#### Text
.....

Digital sequence files (typically FASTQ) containing millions of reads of A, T, C, and G along with quality scores indicating the confidence of each base call. These reads are assembled and aligned computationally to reconstruct each species’ genome.

5.2 DNA Write

What would you synthesize, and why?

I would use the trained models from the sequencing analysis to predict specific DNA sequences associated with high maximum lifespan, then synthesize those predicted longevity-linked sequences (specific gene variants or regulatory elements found in long-lived species like bowhead whales or naked mole-rats) so they can be tested in cell cultures or animal models. The goal is to move from computational prediction to experimental validation: do these DNA sequences actually promote cellular health and longevity?

Technology choices

  • Oligonucleotide synthesis (Twist Bioscience): for short to medium DNA fragments (up to a few thousand base pairs). Chemical synthesis on microchips runs many sequences in parallel, making it fast and affordable.
  • Gibson Assembly or Golden Gate Assembly: for stitching shorter synthesized fragments into larger constructs using enzymes that join DNA pieces seamlessly.

Essential steps

  1. Sequence design. Use computational models to design target sequences, optimizing codon usage for the target organism and avoiding problematic features (long repeats, extreme GC content).
  2. Oligonucleotide synthesis. Short single-stranded DNA pieces (oligos, ~50–200 bases) are built base by base on a solid support. Each cycle adds one nucleotide.
  3. Assembly. Overlapping oligos are combined and joined enzymatically into longer double-stranded fragments (a few hundred to a few thousand bp).
  4. Cloning. The assembled fragments are inserted into a circular DNA carrier (plasmid vector) and introduced into bacteria, which copy the DNA as they grow.
  5. Verification. The final constructs are sequenced to confirm they are correct.
  6. Large construct assembly. Verified fragments are stitched together using Gibson or Golden Gate assembly to create larger constructs.

Limitations

  • Speed. Synthesizing and assembling long constructs (>10 kb) can take weeks.
  • Accuracy. Chemical synthesis introduces errors at roughly 1 in 200 bases per oligo. Errors are corrected through screening and verification, but this adds time and cost.
  • Scalability. Very long or repetitive sequences are hard to synthesize; oligos may misassemble or fold in unwanted ways. Sequences with extreme GC content are also harder to build reliably.

5.3 DNA Edit

What would you edit, and why?

.....

#### Information provided
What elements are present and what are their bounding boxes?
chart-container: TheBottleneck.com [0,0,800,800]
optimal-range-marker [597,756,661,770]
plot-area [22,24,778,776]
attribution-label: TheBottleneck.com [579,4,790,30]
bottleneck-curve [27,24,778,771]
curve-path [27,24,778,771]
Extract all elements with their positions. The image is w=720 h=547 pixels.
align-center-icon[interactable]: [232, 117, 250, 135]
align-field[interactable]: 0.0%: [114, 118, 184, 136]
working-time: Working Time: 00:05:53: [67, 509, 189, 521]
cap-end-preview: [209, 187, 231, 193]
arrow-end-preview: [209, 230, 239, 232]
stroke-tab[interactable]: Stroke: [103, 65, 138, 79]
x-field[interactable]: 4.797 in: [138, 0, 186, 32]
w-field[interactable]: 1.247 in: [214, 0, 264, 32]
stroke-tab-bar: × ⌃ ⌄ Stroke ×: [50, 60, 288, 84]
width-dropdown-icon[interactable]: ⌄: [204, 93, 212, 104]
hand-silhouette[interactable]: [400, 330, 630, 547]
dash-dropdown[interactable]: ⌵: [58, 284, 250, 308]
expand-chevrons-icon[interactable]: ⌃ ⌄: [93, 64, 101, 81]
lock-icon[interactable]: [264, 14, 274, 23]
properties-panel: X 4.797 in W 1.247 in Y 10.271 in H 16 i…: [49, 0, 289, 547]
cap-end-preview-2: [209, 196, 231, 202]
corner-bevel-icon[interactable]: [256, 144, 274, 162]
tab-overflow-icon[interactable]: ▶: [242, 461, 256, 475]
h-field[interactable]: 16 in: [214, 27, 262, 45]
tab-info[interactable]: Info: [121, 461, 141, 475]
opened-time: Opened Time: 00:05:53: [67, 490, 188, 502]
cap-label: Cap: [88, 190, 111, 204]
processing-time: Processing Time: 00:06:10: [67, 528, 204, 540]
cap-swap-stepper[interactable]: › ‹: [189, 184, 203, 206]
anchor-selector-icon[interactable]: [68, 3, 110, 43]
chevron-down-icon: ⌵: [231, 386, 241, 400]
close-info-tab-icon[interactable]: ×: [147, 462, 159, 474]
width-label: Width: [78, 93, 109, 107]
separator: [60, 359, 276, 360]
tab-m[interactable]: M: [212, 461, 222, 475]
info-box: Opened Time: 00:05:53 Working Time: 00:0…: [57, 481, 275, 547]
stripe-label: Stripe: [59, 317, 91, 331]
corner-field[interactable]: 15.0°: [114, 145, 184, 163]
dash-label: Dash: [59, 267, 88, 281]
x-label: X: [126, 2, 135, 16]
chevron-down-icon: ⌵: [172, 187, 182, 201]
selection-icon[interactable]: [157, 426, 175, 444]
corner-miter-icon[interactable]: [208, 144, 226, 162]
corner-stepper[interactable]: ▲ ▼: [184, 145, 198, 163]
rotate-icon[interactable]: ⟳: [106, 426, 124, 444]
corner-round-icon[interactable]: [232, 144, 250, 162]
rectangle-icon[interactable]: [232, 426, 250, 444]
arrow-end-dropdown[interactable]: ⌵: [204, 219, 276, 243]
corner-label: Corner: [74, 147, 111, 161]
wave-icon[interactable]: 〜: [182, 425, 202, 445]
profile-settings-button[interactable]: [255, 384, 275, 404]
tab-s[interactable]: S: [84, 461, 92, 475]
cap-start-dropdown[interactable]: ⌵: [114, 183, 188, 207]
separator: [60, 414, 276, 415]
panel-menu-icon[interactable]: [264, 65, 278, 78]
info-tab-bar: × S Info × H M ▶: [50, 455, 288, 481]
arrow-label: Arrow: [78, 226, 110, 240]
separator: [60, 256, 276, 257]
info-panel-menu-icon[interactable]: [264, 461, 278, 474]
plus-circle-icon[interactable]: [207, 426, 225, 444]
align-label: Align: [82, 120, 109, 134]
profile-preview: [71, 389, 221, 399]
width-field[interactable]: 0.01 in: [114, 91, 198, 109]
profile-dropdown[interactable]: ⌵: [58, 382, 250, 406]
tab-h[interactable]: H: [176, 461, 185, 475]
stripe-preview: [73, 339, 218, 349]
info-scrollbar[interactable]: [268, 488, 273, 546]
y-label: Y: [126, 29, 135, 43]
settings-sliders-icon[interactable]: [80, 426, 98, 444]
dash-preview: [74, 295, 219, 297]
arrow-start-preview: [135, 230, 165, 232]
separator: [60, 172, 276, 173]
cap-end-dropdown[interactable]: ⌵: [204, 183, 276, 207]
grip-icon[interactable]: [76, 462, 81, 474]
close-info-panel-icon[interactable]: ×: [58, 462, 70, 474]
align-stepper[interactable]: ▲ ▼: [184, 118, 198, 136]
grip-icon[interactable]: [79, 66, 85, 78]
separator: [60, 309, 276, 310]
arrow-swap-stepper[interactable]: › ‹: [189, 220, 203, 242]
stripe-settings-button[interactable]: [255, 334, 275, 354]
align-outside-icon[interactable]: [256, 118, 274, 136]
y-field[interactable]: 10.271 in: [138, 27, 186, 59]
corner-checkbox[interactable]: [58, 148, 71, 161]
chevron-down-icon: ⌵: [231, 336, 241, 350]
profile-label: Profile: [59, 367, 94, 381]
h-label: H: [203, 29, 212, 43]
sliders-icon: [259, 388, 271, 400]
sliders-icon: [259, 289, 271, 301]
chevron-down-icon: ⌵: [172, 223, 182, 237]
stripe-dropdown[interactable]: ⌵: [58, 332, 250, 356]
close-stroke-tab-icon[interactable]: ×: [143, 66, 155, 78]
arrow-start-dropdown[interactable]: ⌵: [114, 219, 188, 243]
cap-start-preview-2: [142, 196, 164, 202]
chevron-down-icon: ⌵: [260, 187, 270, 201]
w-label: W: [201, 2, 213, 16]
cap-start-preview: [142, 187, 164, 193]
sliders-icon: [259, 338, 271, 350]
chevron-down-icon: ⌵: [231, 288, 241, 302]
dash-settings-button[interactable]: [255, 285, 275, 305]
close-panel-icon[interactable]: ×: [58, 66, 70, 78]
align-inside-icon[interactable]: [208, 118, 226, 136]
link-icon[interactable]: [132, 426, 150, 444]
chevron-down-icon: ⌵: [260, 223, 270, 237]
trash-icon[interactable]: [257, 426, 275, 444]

.....

#### Activity list
(A) According to the DNA synthesis notes, how often does chemical synthesis introduce errors?
(B) For each statement, say whether the DNA synthesis notes agree, and quote the words that decide it. (i) Oligos are about 50–200 bases long. (ii) Synthesizing and assembling constructs longer than 10 kb takes only a few hours. (iii) Bacteria copy the inserted DNA as they grow.
(C) Continue the DNA synthesis notes from the point where they stop.

#### Answers for this exercise
(A) Roughly 1 in 200 bases per oligo.

(B)
(i) Yes: "Short single-stranded DNA pieces (oligos, ~50–200 bases)"
(ii) No: "Synthesizing and assembling long constructs (>10 kb) can take weeks."
(iii) Yes: "introduced into bacteria, which copy the DNA as they grow."

(C)
I would edit specific genes in model organisms (such as mice) to replace native sequences with the longevity-associated variants identified above. For example, if the model predicts that a particular DNA-repair gene variant is linked to longer lifespan in mammals, I would edit a mouse to carry that variant and test whether swapping in these “long-life” variants extends lifespan or improves age-related outcomes like cancer resistance or cellular repair.

Technology choice

CRISPR-Cas9. It is the most precise, versatile, and widely used genome-editing tool available. It works at specific genomic locations in living cells and organisms, including mammalian systems like mice.

Essential steps

  1. Target selection. Identify the exact genomic location to edit.
  2. Guide RNA design. Design a short RNA matching the target site.
  3. Cutting. Cas9, guided by the RNA, binds the matching DNA site and creates a double-strand break.
  4. Repair. The cell’s repair machinery fixes the break. If a DNA template carrying the desired sequence is provided, the cell can use it as a blueprint via homology-directed repair.
  5. Screening. Edited cells are sequenced to confirm the desired change.

Inputs

CategoryComponents
DesignTarget DNA sequence, custom guide RNA, donor template DNA flanked by sequences matching the cut site.
MolecularCas9 protein or mRNA, synthesized guide RNA, donor template DNA, delivery reagents.
BiologicalTarget mouse cells.

Limitations

  • Off-target edits. The guide RNA can bind similar sites elsewhere, causing unintended cuts.
  • Low HDR efficiency. Only a fraction of edited cells carry the precise desired change, requiring extensive screening.
  • Delivery. Getting CRISPR components into every target cell efficiently, especially in living animals, is still difficult, and some tissues are harder to reach than others.